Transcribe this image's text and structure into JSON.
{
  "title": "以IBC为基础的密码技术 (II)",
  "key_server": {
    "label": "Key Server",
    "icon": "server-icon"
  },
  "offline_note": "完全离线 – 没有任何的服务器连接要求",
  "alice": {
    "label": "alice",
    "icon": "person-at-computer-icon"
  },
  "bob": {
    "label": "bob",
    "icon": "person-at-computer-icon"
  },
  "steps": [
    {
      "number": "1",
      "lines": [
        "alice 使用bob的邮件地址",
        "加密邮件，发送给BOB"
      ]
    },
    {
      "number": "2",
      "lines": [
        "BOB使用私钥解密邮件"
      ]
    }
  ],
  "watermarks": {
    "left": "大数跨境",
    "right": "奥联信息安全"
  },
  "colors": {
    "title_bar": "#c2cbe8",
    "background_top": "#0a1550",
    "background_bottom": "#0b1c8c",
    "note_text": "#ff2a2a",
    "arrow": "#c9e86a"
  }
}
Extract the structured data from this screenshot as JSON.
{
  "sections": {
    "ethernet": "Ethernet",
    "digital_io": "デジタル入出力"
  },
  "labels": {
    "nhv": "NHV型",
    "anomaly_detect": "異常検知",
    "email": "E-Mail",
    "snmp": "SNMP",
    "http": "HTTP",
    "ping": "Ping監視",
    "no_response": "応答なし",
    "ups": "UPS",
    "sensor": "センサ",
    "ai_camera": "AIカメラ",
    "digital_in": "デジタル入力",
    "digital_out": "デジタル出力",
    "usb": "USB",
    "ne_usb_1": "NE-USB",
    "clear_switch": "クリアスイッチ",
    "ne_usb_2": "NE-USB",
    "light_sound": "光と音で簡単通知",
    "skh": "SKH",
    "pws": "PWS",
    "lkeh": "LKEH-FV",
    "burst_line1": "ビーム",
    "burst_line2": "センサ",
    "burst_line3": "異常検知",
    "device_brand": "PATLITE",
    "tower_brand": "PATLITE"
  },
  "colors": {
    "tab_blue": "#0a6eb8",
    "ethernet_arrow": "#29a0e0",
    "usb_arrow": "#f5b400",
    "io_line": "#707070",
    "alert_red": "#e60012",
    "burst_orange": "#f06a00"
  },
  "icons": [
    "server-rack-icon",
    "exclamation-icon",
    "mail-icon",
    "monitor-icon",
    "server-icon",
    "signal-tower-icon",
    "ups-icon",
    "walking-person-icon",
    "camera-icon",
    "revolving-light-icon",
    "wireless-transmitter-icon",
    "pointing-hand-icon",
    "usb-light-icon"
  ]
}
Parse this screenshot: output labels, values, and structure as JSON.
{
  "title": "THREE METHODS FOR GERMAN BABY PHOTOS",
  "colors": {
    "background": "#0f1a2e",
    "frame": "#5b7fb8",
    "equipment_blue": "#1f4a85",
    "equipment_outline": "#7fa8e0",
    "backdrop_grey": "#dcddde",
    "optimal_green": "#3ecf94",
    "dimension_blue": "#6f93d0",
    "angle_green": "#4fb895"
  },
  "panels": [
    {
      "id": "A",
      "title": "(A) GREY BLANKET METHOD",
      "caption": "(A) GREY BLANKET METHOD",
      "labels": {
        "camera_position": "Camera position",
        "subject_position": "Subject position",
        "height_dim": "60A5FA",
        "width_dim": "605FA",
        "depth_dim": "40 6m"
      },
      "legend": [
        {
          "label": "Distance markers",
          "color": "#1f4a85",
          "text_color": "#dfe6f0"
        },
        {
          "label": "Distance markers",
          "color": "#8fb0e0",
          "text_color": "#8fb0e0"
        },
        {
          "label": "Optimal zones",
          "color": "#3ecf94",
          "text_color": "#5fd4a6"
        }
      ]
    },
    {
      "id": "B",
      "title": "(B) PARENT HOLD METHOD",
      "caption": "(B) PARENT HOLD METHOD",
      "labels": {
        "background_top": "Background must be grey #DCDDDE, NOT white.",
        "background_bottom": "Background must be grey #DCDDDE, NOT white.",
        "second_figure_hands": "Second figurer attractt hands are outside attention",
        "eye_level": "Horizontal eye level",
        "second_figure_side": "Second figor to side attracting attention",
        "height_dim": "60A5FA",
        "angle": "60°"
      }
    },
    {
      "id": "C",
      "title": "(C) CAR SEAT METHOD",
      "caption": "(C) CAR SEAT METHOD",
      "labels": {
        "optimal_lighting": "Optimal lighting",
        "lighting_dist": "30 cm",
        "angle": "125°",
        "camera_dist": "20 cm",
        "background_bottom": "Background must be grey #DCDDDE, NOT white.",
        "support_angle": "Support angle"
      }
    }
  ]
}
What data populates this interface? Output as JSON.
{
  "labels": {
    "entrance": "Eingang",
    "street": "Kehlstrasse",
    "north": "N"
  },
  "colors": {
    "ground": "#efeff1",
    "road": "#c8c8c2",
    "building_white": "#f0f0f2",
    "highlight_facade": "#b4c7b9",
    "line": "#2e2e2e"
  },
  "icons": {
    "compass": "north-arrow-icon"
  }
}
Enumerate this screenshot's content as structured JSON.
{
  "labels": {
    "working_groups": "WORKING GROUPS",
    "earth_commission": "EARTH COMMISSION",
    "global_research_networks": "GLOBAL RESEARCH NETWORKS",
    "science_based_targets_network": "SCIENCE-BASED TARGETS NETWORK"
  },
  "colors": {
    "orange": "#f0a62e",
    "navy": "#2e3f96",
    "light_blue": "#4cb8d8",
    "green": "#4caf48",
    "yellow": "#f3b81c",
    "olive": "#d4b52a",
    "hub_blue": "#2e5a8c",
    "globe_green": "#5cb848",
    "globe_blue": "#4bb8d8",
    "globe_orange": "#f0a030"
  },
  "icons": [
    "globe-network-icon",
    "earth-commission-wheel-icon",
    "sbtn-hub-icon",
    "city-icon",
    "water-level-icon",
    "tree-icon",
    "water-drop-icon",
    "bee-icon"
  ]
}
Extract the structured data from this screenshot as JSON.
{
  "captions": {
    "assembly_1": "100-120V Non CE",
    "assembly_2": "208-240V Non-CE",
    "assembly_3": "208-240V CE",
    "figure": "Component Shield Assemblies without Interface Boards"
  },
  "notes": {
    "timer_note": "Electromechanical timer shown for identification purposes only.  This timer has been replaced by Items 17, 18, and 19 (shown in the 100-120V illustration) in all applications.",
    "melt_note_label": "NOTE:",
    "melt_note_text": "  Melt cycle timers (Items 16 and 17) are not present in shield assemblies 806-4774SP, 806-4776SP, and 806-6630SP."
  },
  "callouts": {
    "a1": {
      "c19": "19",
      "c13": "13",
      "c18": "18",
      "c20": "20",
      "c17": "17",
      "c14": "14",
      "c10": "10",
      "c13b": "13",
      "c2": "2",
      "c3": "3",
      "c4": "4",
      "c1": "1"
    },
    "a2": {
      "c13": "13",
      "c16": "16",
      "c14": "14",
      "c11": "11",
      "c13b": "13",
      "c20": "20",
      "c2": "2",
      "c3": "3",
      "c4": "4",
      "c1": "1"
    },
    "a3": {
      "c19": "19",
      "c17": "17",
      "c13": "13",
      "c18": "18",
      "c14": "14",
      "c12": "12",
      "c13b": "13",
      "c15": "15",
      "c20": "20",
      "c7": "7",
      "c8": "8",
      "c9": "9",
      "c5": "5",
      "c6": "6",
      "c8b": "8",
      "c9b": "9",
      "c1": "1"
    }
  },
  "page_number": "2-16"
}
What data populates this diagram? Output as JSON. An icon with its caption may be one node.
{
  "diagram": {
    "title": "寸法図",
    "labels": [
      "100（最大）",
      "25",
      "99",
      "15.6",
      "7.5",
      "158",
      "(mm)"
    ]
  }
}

=== WRITTEN EXERCISE ===
Collect the lines of the records that include the string "position".

=== OUTPUT BELOW ===
        "camera_position": "Camera position",
        "subject_position": "Subject position",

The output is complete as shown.